• Do this
In the listing below, locate the lines that hold the string "JSON". Copy those lines.
Start of Supplied data
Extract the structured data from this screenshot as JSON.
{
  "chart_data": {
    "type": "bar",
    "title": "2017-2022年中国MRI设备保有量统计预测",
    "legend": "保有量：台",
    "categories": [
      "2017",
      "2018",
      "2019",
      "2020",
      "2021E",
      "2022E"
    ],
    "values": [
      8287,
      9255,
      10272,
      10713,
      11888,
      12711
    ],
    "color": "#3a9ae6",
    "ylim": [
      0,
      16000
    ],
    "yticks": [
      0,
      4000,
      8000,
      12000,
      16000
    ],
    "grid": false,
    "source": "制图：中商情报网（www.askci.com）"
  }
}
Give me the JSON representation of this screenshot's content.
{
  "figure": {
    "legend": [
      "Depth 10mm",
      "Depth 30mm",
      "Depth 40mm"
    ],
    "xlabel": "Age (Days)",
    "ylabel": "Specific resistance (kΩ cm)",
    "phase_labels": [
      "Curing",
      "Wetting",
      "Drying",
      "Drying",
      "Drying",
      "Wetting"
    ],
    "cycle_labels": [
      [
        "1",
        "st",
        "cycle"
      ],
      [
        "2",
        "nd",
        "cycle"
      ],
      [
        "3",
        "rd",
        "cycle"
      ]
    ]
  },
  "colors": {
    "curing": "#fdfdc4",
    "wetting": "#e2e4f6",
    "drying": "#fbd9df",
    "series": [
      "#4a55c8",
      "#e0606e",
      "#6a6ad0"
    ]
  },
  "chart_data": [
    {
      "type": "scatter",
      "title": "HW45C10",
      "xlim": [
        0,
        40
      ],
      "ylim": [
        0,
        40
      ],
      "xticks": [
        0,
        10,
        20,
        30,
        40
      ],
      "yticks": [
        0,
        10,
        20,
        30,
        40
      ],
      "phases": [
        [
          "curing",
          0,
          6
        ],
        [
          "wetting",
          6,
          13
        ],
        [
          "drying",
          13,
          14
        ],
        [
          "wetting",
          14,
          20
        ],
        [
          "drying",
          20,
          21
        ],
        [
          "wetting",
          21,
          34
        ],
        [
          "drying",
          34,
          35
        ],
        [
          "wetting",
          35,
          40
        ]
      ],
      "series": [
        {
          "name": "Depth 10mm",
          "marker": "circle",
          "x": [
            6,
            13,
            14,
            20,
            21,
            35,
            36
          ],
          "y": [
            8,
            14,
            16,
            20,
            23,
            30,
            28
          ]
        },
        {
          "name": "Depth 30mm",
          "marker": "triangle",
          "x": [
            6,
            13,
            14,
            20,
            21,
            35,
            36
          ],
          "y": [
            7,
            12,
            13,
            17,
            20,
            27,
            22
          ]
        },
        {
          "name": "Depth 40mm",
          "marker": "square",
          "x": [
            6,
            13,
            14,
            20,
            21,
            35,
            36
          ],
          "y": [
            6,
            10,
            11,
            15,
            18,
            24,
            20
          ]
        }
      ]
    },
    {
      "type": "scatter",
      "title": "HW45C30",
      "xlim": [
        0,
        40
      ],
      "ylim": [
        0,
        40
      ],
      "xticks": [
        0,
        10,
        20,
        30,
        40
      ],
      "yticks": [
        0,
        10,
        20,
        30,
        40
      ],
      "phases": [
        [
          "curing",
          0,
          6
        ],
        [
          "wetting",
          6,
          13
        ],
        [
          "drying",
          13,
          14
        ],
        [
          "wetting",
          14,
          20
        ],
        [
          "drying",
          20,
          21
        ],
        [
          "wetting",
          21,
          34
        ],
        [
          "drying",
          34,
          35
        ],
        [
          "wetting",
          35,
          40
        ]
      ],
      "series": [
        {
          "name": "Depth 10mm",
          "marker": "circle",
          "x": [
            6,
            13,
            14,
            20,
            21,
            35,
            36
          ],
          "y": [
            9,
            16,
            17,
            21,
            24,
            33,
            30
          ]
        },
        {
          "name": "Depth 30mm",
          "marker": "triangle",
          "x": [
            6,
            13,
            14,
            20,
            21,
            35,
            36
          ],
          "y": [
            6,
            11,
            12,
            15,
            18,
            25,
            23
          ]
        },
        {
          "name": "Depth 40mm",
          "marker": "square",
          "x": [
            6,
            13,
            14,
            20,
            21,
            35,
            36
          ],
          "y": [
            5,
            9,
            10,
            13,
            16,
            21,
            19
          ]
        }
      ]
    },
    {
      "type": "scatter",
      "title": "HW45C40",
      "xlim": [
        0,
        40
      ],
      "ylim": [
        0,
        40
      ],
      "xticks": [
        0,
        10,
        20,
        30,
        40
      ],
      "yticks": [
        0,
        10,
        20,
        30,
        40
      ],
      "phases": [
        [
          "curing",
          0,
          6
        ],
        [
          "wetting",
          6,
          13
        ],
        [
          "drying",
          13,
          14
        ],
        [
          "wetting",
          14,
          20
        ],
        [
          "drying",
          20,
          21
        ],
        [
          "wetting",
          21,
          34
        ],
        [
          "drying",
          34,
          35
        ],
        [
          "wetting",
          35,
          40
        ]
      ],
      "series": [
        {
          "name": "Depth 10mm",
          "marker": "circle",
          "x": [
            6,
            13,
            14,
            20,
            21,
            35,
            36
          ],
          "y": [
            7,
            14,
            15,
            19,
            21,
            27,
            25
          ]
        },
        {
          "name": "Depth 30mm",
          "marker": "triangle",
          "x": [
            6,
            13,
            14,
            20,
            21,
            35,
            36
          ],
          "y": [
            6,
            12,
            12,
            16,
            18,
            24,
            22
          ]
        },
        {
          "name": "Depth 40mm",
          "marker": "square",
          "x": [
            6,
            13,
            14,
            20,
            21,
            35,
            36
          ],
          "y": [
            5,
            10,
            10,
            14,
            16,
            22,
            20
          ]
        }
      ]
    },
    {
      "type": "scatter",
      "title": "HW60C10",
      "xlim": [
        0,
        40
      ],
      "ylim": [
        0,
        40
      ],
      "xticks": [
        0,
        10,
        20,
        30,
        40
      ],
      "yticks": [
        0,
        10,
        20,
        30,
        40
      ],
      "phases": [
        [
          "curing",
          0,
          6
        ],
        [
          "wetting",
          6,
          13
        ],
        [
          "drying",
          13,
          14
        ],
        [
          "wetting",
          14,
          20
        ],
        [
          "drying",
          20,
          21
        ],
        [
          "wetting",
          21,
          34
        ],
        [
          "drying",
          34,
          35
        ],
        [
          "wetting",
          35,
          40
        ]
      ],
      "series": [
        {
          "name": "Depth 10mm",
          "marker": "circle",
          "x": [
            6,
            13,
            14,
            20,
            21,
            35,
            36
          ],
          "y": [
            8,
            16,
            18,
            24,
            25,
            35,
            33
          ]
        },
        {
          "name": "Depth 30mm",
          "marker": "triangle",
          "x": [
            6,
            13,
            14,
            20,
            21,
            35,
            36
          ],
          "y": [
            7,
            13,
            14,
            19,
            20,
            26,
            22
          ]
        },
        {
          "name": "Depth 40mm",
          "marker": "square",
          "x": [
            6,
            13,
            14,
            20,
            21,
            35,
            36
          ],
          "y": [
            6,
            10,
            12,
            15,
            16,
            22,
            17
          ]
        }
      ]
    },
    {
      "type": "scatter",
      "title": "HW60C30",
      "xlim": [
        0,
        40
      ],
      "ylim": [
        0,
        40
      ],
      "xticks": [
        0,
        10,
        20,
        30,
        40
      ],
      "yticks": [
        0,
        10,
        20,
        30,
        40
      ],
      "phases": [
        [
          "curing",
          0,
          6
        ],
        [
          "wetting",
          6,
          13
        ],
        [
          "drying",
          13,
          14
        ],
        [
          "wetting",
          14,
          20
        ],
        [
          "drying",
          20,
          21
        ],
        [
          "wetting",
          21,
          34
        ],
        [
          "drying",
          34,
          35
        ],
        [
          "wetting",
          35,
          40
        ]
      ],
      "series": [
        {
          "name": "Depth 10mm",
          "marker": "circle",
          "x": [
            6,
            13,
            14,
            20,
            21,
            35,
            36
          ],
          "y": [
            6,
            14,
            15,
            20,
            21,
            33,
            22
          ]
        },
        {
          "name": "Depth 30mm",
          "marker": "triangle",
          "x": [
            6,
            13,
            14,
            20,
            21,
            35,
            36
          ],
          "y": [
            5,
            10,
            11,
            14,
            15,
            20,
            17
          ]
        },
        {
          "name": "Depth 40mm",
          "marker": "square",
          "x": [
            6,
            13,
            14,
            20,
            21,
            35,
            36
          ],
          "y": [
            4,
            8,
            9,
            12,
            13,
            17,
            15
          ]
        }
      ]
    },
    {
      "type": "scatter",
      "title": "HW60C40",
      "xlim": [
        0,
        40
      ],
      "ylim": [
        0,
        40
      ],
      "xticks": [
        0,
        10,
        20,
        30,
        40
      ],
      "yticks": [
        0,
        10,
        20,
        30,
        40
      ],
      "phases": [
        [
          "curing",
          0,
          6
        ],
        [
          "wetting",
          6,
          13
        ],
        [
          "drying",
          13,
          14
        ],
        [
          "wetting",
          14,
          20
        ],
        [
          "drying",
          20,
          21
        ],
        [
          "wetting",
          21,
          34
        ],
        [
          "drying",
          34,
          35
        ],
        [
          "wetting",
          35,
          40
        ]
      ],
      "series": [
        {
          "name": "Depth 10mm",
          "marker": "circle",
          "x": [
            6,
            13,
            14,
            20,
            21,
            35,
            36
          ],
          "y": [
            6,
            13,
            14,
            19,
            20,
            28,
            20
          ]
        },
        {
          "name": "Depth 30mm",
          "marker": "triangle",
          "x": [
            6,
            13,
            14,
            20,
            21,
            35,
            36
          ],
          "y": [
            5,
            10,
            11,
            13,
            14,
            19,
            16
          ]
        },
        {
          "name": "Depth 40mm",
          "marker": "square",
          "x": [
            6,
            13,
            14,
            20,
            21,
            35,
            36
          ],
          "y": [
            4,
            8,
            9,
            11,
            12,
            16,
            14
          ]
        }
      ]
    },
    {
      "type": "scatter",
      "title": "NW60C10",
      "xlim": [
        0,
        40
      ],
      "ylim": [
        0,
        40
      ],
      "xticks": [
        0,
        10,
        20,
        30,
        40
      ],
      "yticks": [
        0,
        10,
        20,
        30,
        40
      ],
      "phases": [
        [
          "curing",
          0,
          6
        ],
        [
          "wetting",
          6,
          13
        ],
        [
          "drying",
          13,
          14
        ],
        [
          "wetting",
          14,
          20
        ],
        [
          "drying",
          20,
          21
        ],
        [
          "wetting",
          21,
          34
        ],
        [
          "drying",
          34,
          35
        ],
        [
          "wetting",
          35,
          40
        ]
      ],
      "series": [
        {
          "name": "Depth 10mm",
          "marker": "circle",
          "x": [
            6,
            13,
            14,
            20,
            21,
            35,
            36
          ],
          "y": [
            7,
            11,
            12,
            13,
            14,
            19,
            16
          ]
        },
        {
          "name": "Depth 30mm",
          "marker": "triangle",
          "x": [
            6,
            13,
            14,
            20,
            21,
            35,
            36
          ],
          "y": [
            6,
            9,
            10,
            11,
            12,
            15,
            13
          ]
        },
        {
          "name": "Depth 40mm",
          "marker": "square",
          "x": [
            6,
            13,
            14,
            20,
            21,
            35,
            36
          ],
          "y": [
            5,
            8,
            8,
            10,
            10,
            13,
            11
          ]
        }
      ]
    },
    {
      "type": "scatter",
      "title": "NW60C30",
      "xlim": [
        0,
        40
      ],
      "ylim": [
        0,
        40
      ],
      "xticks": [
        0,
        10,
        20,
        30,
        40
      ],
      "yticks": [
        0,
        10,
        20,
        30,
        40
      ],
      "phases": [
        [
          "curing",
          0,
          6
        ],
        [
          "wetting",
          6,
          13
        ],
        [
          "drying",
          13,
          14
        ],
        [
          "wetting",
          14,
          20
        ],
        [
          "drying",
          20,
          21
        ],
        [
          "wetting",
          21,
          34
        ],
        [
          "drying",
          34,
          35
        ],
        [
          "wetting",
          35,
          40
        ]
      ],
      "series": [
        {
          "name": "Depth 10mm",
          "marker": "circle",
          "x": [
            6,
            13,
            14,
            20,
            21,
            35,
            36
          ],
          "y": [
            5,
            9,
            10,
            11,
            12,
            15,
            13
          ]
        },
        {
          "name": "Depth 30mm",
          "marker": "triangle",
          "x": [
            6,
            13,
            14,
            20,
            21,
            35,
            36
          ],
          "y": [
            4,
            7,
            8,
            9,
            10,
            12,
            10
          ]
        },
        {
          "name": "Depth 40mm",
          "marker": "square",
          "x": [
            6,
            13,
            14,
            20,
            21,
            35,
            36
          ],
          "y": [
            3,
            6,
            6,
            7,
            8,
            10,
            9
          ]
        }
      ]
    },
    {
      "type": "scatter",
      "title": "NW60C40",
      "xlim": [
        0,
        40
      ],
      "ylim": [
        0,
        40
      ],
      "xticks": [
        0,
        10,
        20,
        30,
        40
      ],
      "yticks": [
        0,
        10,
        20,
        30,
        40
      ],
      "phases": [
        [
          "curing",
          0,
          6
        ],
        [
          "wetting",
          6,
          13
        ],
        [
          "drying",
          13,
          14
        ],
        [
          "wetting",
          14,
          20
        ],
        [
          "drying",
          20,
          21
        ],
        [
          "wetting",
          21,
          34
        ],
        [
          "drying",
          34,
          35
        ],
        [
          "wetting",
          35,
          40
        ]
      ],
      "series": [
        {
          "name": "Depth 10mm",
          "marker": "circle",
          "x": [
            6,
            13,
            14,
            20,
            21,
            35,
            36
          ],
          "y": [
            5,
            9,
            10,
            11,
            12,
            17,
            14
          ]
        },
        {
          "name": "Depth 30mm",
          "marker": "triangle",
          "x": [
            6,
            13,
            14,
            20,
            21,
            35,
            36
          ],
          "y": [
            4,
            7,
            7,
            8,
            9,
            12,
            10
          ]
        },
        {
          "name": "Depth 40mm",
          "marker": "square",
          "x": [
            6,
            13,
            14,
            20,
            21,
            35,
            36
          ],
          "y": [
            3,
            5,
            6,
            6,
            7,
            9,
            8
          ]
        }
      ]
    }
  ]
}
End of Supplied data
• Exercise solution
Extract the structured data from this screenshot as JSON.
Give me the JSON representation of this screenshot's content.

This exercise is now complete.